§ **Documento**:

▼

Compilamos alguns desses textos assinados pelo ex-jornalista de "O Moleque", incluindo "Dispersos", publicados pela primeira vez em 1944 em "Poesias Completas", e pensamentos de "Missal" (1893) e "Evocações" (1898).

ARTISTA

O artista é um predestinado"
Quanto a mim, ele é como uma ave estranha que já nascesse com as suas asas poderosas e gigantescas, ainda retraídas embora por algum tempo, mas que depois as fosse abrindo aos poucos, abrindo, abrindo, até que se distendessem de todo pelos espaços afora, projetando então a sua grande e consoladora sombra de Amor sobre o velho mundo fatigado.

UMA PÁGINA

Se alguma nova ventura conheço é a ventura intensa de sentir um temperamento, tão raro me é dado sentir essa ventura. Se alguma cousa me torna justo é a chama fecundadora, o eflúvio fascinador e penetrante que se exala de um verso admirável, de uma página de evocações, legítima e sugestiva.

PALAVRA

Para mim, as palavras, como têm colorido e som, têm, do mesmo modo, sabor.
O cinzelador mental, que lavora períodos, faceta, diamantiza a frase; a mão orgulhosa e polida que, na escrita, burila astros, fidalgo entendimento de artista, deve ter um fino deleite, um sabor educado, quando na riqueza da concepção e da forma, a palavra brota, floresce da origem mais virginal e resplande, canta, sonoriza em cristais a prosa.

▲

§ **Linhas fornecidas**:

▼

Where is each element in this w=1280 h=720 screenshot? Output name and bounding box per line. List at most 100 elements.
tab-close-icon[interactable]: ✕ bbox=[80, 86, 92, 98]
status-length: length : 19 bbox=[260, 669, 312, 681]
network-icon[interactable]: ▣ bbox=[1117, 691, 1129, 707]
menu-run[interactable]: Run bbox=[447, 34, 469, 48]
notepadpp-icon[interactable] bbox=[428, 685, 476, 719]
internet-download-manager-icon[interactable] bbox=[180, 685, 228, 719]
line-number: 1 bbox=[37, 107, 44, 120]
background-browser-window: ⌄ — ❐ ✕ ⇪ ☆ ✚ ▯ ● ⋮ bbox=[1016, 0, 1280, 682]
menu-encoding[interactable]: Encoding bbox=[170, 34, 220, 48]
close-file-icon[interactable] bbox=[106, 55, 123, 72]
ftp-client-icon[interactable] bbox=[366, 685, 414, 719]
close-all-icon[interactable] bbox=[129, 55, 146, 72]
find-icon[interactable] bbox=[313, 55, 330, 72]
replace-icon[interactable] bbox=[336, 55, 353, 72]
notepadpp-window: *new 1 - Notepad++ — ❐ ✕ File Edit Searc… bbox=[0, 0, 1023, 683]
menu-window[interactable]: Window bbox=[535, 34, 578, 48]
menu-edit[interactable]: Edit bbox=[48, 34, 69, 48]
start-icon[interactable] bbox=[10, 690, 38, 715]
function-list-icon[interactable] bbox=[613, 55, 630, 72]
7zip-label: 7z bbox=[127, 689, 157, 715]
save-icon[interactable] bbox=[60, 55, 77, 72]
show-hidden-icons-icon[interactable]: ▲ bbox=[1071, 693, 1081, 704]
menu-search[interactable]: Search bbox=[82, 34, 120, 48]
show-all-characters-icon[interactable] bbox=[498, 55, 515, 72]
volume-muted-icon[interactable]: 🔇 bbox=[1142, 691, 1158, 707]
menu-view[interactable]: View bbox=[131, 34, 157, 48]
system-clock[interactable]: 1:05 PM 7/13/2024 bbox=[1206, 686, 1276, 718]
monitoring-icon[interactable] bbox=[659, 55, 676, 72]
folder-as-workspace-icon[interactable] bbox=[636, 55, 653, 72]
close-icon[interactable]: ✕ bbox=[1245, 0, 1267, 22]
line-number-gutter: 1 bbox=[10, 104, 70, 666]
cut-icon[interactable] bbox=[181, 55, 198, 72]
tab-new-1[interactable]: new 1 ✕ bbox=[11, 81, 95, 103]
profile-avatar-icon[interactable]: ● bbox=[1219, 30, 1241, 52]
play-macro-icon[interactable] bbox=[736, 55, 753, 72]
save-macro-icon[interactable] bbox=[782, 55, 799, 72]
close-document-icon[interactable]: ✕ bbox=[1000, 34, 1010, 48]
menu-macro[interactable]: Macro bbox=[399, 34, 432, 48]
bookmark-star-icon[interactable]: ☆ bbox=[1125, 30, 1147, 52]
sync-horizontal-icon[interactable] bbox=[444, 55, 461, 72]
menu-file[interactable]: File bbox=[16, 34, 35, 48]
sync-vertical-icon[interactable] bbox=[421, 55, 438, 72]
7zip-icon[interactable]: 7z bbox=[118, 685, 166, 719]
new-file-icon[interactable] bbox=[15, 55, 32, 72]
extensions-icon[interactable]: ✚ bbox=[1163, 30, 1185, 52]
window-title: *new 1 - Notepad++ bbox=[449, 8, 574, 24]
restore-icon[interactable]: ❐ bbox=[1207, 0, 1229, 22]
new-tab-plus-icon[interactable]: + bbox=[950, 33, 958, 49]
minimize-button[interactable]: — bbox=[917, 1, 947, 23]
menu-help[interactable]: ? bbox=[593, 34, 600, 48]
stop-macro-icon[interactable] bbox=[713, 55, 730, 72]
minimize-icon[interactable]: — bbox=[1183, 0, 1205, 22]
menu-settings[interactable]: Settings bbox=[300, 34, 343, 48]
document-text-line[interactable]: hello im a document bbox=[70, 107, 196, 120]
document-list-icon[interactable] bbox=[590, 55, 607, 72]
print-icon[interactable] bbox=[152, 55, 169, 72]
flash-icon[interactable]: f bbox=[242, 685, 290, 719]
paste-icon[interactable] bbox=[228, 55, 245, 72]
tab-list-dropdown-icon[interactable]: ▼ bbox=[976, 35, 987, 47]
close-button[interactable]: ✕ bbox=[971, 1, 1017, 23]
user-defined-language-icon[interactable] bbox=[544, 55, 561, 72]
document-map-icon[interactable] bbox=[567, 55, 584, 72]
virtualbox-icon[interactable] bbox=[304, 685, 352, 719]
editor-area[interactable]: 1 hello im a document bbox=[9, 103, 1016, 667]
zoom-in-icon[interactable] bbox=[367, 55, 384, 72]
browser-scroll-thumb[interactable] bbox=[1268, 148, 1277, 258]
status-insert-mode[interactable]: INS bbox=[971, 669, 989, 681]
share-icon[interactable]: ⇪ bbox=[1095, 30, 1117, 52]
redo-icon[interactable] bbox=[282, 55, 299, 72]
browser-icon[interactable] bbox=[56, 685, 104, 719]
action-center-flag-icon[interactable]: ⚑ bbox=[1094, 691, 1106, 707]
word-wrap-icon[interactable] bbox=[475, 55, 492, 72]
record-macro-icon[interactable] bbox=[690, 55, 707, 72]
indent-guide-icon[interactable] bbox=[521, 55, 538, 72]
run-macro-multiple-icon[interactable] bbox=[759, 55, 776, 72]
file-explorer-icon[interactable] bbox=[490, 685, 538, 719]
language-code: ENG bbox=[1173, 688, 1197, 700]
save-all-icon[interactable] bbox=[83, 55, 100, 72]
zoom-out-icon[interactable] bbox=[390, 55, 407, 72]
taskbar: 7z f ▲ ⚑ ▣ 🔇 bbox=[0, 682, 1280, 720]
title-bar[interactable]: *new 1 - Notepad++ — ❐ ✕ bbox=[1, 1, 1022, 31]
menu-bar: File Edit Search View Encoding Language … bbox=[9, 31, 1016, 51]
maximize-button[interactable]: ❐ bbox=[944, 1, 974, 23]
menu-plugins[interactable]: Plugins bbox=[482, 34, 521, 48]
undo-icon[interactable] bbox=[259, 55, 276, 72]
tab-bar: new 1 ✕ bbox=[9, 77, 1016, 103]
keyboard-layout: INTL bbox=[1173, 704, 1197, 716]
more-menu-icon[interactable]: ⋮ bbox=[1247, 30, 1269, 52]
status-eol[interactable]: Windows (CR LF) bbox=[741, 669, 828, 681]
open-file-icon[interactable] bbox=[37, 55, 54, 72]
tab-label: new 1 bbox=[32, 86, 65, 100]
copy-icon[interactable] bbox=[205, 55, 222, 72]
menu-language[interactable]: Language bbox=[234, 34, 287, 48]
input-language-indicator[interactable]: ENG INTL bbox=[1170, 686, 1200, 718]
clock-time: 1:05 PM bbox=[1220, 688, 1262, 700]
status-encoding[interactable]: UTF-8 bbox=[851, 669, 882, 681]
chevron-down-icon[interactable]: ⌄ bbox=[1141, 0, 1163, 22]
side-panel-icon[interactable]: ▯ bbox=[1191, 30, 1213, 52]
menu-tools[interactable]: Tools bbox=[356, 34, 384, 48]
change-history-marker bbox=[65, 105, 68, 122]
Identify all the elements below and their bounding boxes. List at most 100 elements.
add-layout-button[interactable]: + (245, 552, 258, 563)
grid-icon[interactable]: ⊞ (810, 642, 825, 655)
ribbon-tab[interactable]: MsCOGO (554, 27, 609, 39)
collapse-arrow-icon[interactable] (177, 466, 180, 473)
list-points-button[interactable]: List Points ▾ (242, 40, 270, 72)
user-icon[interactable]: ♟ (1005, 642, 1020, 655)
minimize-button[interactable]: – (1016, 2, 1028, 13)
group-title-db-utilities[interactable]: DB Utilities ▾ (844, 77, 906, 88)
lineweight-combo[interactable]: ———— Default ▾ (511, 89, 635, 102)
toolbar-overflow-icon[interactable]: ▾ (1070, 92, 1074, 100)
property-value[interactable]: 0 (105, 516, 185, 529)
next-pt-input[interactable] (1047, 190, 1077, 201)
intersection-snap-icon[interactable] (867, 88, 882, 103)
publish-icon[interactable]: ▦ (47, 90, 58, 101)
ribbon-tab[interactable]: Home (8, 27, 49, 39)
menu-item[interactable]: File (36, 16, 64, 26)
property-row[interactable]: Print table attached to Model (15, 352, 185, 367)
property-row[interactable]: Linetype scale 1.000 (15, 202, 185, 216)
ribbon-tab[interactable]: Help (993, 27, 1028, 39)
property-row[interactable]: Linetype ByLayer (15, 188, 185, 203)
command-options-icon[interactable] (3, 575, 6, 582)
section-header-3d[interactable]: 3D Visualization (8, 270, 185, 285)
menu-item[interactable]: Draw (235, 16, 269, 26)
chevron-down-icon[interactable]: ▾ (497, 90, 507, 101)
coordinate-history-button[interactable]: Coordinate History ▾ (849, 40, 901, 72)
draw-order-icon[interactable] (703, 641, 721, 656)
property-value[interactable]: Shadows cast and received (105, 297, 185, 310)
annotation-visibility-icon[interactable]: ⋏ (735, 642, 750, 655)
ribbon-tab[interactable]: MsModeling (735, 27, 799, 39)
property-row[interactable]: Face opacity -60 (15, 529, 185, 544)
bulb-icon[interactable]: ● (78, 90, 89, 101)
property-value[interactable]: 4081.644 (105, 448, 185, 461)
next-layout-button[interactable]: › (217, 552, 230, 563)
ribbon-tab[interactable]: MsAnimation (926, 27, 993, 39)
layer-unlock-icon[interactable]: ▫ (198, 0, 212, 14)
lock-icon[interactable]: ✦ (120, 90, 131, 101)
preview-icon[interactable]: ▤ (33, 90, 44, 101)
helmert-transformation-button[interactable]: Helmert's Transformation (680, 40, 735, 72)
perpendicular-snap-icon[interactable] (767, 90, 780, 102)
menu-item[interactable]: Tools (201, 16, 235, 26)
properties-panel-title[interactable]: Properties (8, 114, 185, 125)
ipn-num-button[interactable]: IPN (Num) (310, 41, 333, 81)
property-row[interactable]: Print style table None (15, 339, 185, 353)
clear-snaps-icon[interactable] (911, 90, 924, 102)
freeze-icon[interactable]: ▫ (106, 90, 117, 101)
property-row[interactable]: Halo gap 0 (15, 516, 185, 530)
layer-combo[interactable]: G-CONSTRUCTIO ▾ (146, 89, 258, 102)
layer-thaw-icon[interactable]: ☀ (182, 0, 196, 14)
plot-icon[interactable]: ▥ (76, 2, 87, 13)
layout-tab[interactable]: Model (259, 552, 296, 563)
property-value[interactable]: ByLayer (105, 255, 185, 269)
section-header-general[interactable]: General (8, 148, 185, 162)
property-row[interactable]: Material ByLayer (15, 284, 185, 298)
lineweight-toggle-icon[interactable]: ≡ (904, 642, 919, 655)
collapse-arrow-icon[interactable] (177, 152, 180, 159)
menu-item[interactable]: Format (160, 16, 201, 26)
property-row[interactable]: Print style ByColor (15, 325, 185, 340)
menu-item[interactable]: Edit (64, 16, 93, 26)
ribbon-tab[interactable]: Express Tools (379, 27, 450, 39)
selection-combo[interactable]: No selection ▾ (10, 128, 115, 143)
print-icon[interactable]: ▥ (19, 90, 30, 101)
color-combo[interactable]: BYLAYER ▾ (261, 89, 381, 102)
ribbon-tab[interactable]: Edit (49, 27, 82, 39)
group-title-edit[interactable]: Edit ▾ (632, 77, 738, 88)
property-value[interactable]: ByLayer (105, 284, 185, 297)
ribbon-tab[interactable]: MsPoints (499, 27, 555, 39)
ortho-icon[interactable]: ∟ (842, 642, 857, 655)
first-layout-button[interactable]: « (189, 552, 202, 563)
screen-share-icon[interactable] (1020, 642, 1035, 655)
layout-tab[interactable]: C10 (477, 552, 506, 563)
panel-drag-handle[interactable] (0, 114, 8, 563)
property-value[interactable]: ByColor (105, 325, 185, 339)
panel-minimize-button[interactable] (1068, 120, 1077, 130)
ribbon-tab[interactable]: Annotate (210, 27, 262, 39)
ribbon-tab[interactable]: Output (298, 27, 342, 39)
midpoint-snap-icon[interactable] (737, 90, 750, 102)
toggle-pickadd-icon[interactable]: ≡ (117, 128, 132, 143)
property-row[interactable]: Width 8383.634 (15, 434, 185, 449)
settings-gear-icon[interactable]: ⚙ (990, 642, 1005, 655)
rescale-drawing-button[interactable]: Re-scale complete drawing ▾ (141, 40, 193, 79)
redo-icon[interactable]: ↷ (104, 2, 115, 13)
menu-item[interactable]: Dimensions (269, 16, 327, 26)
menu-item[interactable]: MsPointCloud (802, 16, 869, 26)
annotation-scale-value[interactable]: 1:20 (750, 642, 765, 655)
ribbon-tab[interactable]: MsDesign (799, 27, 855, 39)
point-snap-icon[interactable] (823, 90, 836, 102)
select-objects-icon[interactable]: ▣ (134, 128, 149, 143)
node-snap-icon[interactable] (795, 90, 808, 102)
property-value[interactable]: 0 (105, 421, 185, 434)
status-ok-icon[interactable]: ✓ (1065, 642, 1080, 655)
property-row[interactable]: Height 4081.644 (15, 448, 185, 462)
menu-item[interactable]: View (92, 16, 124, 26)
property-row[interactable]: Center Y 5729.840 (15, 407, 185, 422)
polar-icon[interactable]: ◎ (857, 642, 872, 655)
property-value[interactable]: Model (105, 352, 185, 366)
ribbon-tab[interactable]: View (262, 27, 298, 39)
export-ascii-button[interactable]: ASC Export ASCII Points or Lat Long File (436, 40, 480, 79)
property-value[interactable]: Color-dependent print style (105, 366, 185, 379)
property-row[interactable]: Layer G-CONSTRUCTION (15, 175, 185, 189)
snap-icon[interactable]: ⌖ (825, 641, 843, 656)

▲

§ **O que se pede**:
Reescreva o trecho do documento que começa nas palavras contendo "Se alguma nova" e termina em "cristais a prosa.", trocando "ventura" por "alegria". As linhas fornecidas não têm nenhum papel aqui.

§ **Solução do exercício**:
Se alguma nova alegria conheço é a alegria intensa de sentir um temperamento, tão raro me é dado sentir essa alegria. Se alguma cousa me torna justo é a chama fecundadora, o eflúvio fascinador e penetrante que se exala de um verso admirável, de uma página de evocações, legítima e sugestiva.

PALAVRA

Para mim, as palavras, como têm colorido e som, têm, do mesmo modo, sabor.
O cinzelador mental, que lavora períodos, faceta, diamantiza a frase; a mão orgulhosa e polida que, na escrita, burila astros, fidalgo entendimento de artista, deve ter um fino deleite, um sabor educado, quando na riqueza da concepção e da forma, a palavra brota, floresce da origem mais virginal e resplande, canta, sonoriza em cristais a prosa.